▶ _Given task_:
Out of the lines below, please list those that hold the string "indeksi".

[Recorded data]
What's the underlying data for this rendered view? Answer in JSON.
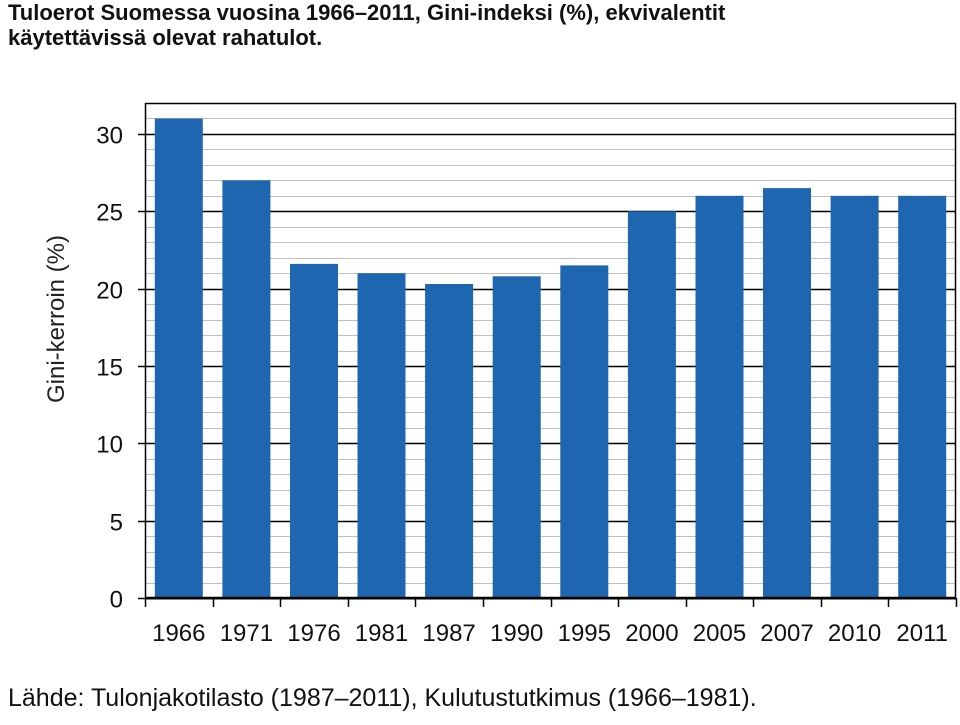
{
  "title": {
    "line1": "Tuloerot Suomessa vuosina 1966–2011, Gini-indeksi (%), ekvivalentit",
    "line2": "käytettävissä olevat rahatulot."
  },
  "source": "Lähde: Tulonjakotilasto (1987–2011), Kulutustutkimus (1966–1981).",
  "colors": {
    "bar": "#1f66b0",
    "plot_background": "#ffffff",
    "major_grid": "#000000",
    "minor_grid": "#bfbfbf",
    "axis": "#000000"
  },
  "chart_data": {
    "type": "bar",
    "title": "Tuloerot Suomessa vuosina 1966–2011, Gini-indeksi (%), ekvivalentit käytettävissä olevat rahatulot.",
    "xlabel": "",
    "ylabel": "Gini-kerroin  (%)",
    "categories": [
      "1966",
      "1971",
      "1976",
      "1981",
      "1987",
      "1990",
      "1995",
      "2000",
      "2005",
      "2007",
      "2010",
      "2011"
    ],
    "values": [
      31.0,
      27.0,
      21.6,
      21.0,
      20.3,
      20.8,
      21.5,
      25.0,
      26.0,
      26.5,
      26.0,
      26.0
    ],
    "ylim": [
      0,
      32
    ],
    "yticks": [
      0,
      5,
      10,
      15,
      20,
      25,
      30
    ],
    "grid": true,
    "legend": "none"
  }
}
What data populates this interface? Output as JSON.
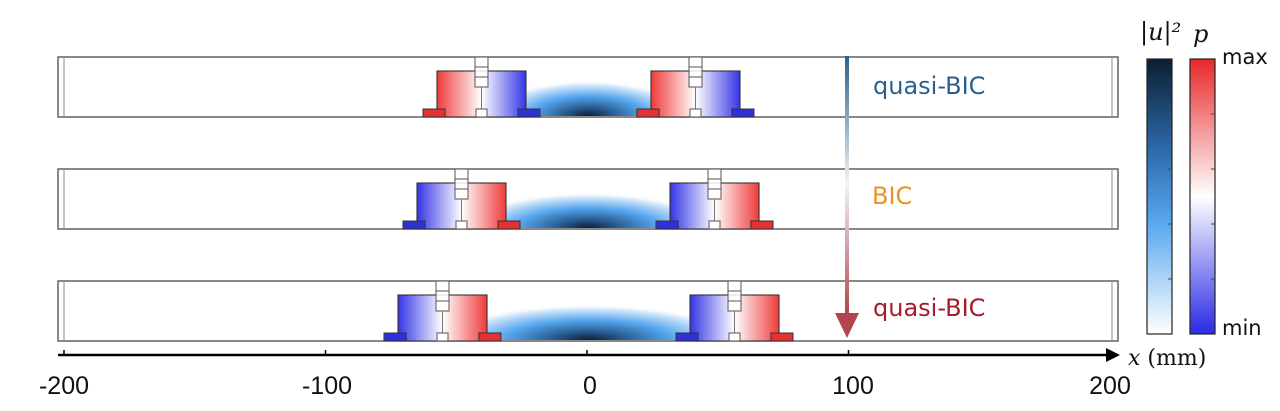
{
  "rows": [
    {
      "label": "quasi-BIC",
      "color": "#2b5f8e",
      "mirrored": false
    },
    {
      "label": "BIC",
      "color": "#e8951e",
      "mirrored": true
    },
    {
      "label": "quasi-BIC",
      "color": "#a61c2a",
      "mirrored": true
    }
  ],
  "axis": {
    "ticks": [
      "-200",
      "-100",
      "0",
      "100",
      "200"
    ],
    "tick_values": [
      -200,
      -100,
      0,
      100,
      200
    ],
    "label_var": "x",
    "label_unit": "(mm)"
  },
  "colorbars": {
    "u_title": "|u|²",
    "p_title": "p",
    "max_label": "max",
    "min_label": "min",
    "u_color_top": "#0b1e33",
    "u_color_mid": "#3c95e0",
    "u_color_bottom": "#ffffff",
    "p_color_top": "#e8282a",
    "p_color_mid": "#ffffff",
    "p_color_bottom": "#2a2ae6"
  },
  "arrow": {
    "color_top": "#2b5f8e",
    "color_bottom": "#b2454f"
  }
}
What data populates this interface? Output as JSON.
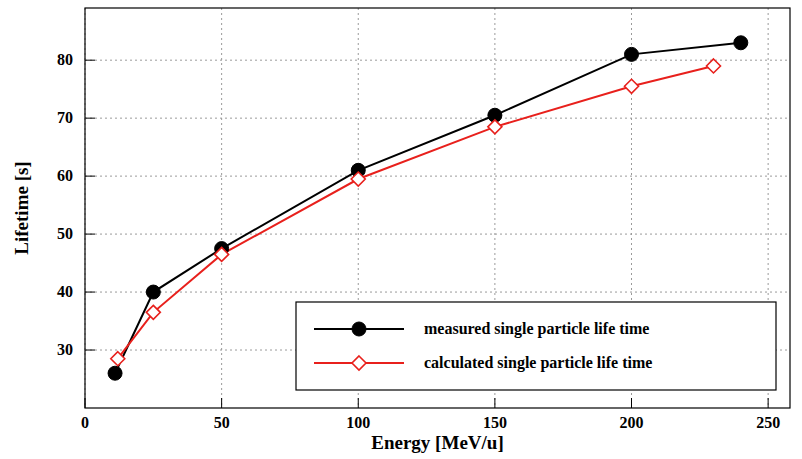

▶ _Response_:
    "line1": "Tuloerot Suomessa vuosina 1966–2011, Gini-indeksi (%), ekvivalentit",
    "title": "Tuloerot Suomessa vuosina 1966–2011, Gini-indeksi (%), ekvivalentit käytettävissä olevat rahatulot.",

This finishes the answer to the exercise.